What you have to do — Pull out every line with the word "design" from the entries below.

Given entries —
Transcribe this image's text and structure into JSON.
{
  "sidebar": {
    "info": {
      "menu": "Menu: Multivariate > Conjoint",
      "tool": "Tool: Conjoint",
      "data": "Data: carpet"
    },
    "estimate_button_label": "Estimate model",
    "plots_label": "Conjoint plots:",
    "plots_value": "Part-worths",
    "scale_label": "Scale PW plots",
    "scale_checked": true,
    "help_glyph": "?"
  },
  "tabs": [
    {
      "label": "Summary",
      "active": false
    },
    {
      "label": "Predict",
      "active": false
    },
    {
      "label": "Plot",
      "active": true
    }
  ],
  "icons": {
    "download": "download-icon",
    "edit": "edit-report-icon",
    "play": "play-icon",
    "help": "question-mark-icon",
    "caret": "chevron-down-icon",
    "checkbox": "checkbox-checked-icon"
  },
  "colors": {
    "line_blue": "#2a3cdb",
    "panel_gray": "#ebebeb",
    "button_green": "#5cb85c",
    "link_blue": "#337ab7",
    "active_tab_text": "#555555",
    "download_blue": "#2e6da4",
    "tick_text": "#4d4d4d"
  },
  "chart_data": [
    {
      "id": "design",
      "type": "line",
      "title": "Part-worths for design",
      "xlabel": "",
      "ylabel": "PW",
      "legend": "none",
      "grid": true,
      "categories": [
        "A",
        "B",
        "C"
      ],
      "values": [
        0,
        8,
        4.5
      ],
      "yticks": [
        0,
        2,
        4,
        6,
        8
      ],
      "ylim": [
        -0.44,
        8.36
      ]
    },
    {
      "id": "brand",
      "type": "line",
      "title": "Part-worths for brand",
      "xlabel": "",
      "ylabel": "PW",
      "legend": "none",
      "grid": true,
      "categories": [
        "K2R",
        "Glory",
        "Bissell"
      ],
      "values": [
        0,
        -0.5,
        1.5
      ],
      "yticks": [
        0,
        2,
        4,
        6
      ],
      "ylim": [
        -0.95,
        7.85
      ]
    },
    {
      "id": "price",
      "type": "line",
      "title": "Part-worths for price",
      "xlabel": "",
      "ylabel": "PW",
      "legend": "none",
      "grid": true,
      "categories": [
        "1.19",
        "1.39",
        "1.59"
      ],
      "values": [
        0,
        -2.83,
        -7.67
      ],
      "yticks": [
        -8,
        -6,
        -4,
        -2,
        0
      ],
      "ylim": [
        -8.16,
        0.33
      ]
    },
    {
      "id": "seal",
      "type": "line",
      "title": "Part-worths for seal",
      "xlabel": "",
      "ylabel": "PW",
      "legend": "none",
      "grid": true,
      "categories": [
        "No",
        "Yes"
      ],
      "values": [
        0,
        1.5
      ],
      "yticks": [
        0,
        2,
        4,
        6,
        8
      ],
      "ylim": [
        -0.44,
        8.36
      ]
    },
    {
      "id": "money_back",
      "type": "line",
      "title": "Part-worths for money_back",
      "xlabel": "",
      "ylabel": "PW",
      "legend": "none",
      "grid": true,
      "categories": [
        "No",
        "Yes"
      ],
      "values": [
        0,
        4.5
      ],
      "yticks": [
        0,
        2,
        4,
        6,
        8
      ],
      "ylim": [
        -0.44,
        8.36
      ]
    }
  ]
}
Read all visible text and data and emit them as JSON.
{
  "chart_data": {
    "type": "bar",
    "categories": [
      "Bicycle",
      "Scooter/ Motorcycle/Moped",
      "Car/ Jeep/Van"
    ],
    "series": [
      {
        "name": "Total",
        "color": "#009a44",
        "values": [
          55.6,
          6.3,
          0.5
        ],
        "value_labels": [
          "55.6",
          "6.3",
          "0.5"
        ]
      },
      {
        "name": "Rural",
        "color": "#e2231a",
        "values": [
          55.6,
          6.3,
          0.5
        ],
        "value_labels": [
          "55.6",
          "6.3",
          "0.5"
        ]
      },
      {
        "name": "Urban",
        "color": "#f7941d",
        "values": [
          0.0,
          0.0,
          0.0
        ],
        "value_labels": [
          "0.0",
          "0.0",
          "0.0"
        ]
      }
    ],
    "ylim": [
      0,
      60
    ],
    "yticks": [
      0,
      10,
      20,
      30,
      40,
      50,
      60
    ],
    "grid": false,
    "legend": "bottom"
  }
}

* * *

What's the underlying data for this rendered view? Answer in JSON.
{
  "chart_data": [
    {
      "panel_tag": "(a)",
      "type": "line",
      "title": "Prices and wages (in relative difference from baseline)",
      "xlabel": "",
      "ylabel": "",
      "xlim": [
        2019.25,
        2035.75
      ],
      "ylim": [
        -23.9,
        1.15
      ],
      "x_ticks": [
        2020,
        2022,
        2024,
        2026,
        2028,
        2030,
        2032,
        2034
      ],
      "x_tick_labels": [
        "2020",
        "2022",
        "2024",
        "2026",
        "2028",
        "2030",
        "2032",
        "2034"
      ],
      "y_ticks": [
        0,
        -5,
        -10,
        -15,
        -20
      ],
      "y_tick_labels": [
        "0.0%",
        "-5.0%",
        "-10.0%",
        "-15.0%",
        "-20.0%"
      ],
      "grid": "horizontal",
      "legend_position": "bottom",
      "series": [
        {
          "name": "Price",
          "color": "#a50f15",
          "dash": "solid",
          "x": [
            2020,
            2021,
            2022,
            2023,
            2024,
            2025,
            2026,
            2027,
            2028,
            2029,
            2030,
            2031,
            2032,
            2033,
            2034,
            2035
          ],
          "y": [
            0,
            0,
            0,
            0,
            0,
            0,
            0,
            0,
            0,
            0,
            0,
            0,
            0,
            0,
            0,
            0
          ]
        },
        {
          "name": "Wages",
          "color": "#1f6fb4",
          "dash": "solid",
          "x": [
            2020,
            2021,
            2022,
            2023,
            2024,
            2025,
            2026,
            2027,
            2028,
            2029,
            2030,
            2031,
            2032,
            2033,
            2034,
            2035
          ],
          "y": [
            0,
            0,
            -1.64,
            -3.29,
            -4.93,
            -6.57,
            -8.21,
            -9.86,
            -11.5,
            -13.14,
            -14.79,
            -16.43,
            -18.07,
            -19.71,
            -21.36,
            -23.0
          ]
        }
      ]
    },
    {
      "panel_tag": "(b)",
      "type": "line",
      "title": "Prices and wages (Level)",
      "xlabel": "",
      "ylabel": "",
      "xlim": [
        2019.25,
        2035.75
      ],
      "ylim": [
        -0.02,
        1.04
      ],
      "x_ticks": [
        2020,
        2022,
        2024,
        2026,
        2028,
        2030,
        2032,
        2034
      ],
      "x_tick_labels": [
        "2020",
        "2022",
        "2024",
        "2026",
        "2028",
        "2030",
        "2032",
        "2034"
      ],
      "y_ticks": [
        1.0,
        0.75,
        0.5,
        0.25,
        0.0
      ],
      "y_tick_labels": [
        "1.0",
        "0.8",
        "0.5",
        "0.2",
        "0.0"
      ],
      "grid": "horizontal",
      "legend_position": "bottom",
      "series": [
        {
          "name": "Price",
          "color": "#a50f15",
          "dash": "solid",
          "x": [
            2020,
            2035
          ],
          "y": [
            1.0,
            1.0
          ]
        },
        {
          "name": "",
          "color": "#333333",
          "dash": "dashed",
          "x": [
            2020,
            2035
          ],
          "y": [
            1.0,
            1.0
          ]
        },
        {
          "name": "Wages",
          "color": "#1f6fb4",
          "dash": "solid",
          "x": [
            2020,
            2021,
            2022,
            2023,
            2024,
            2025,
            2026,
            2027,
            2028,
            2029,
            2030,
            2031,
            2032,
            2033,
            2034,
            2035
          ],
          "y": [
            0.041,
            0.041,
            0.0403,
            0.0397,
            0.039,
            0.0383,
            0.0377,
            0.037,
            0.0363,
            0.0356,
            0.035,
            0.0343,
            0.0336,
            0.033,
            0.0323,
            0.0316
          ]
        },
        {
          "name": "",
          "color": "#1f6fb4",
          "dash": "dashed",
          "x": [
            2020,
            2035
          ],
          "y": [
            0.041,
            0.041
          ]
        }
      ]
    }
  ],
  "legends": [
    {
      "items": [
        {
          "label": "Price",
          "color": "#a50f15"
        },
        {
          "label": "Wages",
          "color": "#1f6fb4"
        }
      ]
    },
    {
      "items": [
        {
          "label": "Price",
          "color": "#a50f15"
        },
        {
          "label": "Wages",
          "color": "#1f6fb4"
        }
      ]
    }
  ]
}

--

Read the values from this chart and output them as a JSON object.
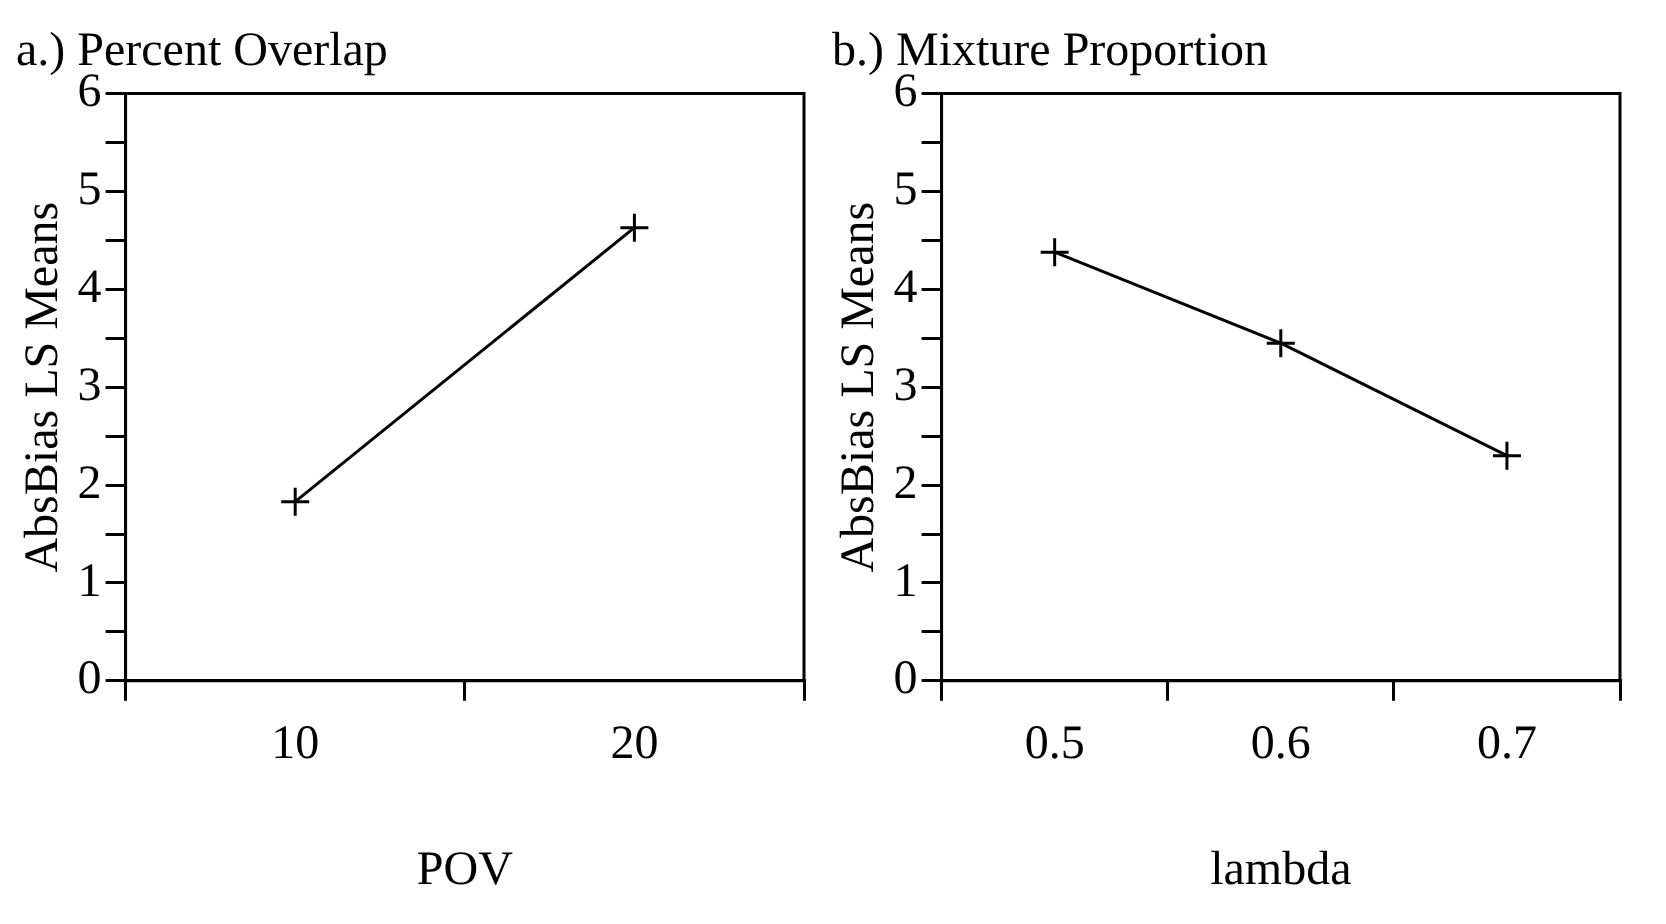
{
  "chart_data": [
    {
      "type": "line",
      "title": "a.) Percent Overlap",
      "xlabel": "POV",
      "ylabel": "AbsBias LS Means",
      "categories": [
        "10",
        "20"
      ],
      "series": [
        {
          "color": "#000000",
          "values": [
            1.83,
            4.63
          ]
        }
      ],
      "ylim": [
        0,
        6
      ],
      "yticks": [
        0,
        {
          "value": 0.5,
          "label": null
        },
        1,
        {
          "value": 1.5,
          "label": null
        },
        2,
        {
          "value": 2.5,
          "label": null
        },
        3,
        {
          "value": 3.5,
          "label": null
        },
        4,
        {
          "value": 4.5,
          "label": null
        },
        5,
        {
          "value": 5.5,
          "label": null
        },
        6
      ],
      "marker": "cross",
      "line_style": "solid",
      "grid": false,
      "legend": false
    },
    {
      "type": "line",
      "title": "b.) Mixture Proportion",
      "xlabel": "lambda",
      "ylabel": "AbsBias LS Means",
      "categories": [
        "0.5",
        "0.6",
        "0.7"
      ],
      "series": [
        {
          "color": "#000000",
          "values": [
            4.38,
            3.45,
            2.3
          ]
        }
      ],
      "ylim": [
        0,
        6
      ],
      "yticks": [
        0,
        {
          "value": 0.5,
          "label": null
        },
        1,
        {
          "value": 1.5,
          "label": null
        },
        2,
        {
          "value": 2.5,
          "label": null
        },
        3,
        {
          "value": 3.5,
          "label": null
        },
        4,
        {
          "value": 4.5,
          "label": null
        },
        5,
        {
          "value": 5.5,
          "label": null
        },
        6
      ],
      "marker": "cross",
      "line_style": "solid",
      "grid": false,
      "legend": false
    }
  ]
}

The response —
      "id": "design",
      "title": "Part-worths for design",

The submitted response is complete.